--- start ---
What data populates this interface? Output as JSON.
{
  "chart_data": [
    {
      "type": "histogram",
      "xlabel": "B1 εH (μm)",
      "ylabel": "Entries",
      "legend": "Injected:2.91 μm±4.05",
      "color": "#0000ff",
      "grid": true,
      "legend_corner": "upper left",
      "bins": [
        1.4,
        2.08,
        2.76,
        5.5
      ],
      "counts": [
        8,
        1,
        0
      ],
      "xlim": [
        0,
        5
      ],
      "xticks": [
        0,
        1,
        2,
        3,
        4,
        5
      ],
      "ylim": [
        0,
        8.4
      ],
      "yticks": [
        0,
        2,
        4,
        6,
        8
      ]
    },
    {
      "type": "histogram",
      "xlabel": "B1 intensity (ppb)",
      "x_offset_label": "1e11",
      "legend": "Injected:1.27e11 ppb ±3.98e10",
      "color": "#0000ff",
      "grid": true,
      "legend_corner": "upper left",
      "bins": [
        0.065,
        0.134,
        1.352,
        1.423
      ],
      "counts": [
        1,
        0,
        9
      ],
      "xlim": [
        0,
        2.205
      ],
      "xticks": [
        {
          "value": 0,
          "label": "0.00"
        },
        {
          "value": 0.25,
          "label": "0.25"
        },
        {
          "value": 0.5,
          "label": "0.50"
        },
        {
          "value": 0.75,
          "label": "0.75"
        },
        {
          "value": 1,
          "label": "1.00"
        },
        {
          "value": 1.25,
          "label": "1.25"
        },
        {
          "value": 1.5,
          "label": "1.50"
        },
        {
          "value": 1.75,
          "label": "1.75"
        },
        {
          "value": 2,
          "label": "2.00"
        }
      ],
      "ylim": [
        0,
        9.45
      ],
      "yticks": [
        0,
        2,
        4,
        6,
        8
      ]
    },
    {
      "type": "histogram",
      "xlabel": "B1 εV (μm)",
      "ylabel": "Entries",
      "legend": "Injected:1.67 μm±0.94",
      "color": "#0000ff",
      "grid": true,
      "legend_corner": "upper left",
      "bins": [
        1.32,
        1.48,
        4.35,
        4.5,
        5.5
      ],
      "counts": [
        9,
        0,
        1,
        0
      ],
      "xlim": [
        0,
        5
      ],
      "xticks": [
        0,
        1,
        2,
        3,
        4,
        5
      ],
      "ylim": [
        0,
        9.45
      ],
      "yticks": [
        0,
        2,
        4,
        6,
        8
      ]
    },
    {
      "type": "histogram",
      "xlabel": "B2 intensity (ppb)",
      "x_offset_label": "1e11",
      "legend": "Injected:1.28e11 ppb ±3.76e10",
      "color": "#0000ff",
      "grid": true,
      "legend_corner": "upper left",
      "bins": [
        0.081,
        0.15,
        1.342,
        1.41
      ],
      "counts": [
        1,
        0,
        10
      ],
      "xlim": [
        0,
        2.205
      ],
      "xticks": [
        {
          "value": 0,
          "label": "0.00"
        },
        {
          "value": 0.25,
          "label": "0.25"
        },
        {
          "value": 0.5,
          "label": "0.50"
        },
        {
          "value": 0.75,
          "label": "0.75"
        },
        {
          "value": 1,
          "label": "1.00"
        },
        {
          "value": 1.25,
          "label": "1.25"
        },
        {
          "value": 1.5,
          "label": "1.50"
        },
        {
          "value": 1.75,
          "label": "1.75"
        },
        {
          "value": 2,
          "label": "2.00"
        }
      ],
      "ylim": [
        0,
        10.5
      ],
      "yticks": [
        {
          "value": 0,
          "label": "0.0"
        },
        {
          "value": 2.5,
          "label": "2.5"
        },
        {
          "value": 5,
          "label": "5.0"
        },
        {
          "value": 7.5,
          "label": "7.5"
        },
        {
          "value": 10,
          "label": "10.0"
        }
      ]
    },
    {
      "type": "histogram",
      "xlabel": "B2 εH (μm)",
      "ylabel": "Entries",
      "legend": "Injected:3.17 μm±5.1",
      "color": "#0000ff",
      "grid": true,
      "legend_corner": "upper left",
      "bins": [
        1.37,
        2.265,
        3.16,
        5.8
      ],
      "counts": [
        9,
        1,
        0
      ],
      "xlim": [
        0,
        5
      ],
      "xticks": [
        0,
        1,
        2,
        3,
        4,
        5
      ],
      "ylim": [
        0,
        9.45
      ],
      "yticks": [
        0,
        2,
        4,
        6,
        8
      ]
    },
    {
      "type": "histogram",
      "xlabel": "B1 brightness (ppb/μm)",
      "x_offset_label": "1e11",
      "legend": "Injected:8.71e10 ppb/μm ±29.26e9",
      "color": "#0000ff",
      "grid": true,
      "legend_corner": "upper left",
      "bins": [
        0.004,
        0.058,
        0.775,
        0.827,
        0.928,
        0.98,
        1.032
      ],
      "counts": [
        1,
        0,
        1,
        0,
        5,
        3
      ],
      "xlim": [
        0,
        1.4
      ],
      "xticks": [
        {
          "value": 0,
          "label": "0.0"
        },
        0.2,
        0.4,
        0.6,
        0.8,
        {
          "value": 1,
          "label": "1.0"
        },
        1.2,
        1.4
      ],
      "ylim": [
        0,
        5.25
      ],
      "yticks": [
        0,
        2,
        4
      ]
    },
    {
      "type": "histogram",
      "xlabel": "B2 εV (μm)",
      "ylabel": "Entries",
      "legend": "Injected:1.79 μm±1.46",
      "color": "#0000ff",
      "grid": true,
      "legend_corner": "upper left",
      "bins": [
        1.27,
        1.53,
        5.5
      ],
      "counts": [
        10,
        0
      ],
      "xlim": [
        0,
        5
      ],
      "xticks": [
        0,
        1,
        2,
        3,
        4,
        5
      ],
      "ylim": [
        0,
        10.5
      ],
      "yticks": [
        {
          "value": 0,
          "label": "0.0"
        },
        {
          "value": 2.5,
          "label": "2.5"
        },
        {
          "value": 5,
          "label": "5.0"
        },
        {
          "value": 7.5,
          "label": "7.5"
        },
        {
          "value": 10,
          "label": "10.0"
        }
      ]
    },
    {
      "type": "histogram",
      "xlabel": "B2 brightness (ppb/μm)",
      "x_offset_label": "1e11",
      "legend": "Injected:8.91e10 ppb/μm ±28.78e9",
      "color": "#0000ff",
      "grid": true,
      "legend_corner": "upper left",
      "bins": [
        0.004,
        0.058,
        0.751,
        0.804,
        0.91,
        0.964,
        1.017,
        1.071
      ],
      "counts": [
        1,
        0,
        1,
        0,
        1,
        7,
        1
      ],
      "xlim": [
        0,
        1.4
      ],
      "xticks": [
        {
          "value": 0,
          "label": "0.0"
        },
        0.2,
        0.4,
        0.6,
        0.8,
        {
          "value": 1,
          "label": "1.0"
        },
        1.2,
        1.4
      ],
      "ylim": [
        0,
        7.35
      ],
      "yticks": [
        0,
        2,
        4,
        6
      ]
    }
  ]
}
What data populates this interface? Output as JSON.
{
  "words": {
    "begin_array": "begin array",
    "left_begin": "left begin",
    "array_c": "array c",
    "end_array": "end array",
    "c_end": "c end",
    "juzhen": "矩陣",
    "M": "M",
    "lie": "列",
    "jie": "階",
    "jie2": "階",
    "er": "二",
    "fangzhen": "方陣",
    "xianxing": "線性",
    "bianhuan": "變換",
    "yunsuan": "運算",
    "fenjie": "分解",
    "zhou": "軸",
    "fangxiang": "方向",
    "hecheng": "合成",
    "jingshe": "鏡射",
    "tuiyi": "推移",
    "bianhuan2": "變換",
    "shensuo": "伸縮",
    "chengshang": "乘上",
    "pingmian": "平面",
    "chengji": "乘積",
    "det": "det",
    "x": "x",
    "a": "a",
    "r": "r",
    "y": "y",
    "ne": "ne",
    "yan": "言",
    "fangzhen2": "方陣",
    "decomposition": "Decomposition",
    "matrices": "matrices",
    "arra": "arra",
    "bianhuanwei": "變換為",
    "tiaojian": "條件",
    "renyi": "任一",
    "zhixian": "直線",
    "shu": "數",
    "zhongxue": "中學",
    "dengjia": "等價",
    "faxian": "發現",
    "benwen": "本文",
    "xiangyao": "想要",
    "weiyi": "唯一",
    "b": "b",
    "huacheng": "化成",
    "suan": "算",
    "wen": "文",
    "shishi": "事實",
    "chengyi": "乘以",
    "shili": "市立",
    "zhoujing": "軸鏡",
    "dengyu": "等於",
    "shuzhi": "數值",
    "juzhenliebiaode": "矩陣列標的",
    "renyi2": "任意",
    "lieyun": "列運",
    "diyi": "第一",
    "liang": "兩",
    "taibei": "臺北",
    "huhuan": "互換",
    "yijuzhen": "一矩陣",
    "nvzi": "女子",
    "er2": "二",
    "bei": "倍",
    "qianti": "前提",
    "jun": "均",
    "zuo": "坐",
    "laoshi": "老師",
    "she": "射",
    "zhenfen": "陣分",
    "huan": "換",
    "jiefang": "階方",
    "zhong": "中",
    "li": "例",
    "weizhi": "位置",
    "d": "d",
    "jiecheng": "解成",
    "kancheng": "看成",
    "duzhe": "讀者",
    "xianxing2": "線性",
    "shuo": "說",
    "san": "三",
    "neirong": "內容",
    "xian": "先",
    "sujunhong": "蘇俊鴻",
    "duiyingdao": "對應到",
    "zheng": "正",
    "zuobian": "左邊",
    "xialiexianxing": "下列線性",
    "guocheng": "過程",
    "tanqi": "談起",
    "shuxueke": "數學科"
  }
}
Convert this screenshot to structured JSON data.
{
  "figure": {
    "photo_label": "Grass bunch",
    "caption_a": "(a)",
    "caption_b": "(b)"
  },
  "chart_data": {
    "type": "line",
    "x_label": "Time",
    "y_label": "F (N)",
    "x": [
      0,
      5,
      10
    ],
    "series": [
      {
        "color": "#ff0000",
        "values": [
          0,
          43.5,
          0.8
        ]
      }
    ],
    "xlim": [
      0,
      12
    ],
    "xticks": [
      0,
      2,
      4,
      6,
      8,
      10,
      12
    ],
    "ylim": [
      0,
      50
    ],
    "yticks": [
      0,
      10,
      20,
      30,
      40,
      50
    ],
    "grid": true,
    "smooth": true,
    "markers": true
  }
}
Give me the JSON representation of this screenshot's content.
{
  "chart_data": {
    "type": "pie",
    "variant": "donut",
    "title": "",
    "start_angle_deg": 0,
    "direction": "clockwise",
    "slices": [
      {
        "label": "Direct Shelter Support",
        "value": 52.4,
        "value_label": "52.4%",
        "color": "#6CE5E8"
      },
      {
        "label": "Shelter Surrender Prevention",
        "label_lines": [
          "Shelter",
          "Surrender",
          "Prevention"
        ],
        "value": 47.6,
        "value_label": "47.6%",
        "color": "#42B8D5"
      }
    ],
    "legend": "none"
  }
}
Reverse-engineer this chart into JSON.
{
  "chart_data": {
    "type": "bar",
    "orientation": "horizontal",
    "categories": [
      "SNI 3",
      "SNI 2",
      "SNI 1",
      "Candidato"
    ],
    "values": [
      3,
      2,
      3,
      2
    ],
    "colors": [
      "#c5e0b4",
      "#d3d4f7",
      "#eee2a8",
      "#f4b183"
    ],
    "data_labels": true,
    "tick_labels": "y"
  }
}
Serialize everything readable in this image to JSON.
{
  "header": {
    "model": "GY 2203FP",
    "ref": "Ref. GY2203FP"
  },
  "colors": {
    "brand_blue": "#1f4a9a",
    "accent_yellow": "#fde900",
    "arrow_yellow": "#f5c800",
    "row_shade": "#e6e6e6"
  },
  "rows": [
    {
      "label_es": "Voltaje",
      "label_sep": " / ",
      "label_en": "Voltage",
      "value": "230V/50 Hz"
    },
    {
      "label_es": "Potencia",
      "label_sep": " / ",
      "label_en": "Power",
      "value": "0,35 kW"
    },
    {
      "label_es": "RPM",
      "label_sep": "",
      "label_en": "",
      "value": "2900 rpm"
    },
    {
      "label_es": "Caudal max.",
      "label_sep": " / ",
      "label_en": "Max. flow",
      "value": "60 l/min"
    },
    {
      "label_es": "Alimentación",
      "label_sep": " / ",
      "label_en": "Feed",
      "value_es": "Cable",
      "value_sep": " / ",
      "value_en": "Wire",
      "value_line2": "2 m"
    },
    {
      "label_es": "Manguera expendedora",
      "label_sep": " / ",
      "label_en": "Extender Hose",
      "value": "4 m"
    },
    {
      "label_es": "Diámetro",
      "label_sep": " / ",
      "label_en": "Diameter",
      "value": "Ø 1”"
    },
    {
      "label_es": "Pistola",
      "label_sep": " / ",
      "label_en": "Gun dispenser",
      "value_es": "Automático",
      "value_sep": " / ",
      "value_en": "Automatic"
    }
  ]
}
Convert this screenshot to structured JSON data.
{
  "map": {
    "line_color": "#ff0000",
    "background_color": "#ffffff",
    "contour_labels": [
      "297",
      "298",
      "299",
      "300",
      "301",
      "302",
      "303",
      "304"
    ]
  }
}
--- end ---
*Stated exercise*: Your task is to gather all lines from the entries above that hold the word "Shelter".

*Output for this task*:
        "label": "Direct Shelter Support",
        "label": "Shelter Surrender Prevention",
          "Shelter",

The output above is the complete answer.